_INPUT ROWS:_
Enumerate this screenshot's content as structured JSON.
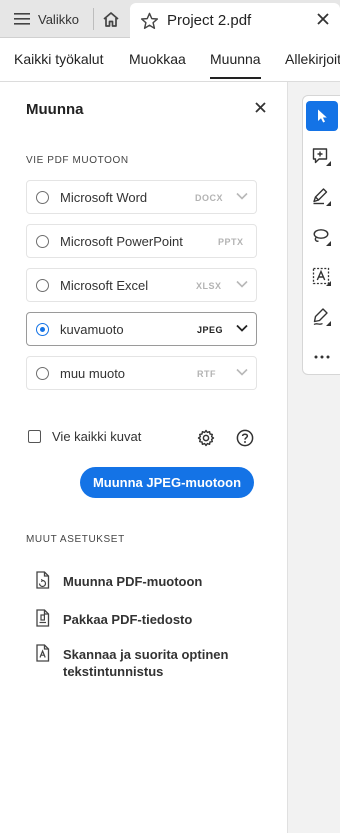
{
  "topbar": {
    "menu_label": "Valikko",
    "doc_title": "Project 2.pdf"
  },
  "nav": {
    "items": [
      "Kaikki työkalut",
      "Muokkaa",
      "Muunna",
      "Allekirjoit"
    ],
    "active": "Muunna"
  },
  "panel": {
    "title": "Muunna",
    "export_heading": "VIE PDF MUOTOON",
    "options": [
      {
        "label": "Microsoft Word",
        "format": "DOCX",
        "selected": false
      },
      {
        "label": "Microsoft PowerPoint",
        "format": "PPTX",
        "selected": false
      },
      {
        "label": "Microsoft Excel",
        "format": "XLSX",
        "selected": false
      },
      {
        "label": "kuvamuoto",
        "format": "JPEG",
        "selected": true
      },
      {
        "label": "muu muoto",
        "format": "RTF",
        "selected": false
      }
    ],
    "export_all_label": "Vie kaikki kuvat",
    "convert_button": "Muunna JPEG-muotoon",
    "other_heading": "MUUT ASETUKSET",
    "other_items": [
      {
        "label": "Muunna PDF-muotoon",
        "icon": "convert-pdf-icon"
      },
      {
        "label": "Pakkaa PDF-tiedosto",
        "icon": "compress-pdf-icon"
      },
      {
        "label": "Skannaa ja suorita optinen tekstintunnistus",
        "label_line1": "Skannaa ja suorita optinen",
        "label_line2": "tekstintunnistus",
        "icon": "ocr-icon"
      }
    ]
  },
  "colors": {
    "accent": "#1473e6",
    "topbar_bg": "#e6e6e6",
    "rail_bg": "#f2f2f2"
  }
}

_EXERCISE DESCRIPTION:_
Transcribe the complete set of entries verbatim. No pictures belong in the copy.

_SOLUTION BELOW:_
Enumerate this screenshot's content as structured JSON.
{
  "topbar": {
    "menu_label": "Valikko",
    "doc_title": "Project 2.pdf"
  },
  "nav": {
    "items": [
      "Kaikki työkalut",
      "Muokkaa",
      "Muunna",
      "Allekirjoit"
    ],
    "active": "Muunna"
  },
  "panel": {
    "title": "Muunna",
    "export_heading": "VIE PDF MUOTOON",
    "options": [
      {
        "label": "Microsoft Word",
        "format": "DOCX",
        "selected": false
      },
      {
        "label": "Microsoft PowerPoint",
        "format": "PPTX",
        "selected": false
      },
      {
        "label": "Microsoft Excel",
        "format": "XLSX",
        "selected": false
      },
      {
        "label": "kuvamuoto",
        "format": "JPEG",
        "selected": true
      },
      {
        "label": "muu muoto",
        "format": "RTF",
        "selected": false
      }
    ],
    "export_all_label": "Vie kaikki kuvat",
    "convert_button": "Muunna JPEG-muotoon",
    "other_heading": "MUUT ASETUKSET",
    "other_items": [
      {
        "label": "Muunna PDF-muotoon",
        "icon": "convert-pdf-icon"
      },
      {
        "label": "Pakkaa PDF-tiedosto",
        "icon": "compress-pdf-icon"
      },
      {
        "label": "Skannaa ja suorita optinen tekstintunnistus",
        "label_line1": "Skannaa ja suorita optinen",
        "label_line2": "tekstintunnistus",
        "icon": "ocr-icon"
      }
    ]
  },
  "colors": {
    "accent": "#1473e6",
    "topbar_bg": "#e6e6e6",
    "rail_bg": "#f2f2f2"
  }
}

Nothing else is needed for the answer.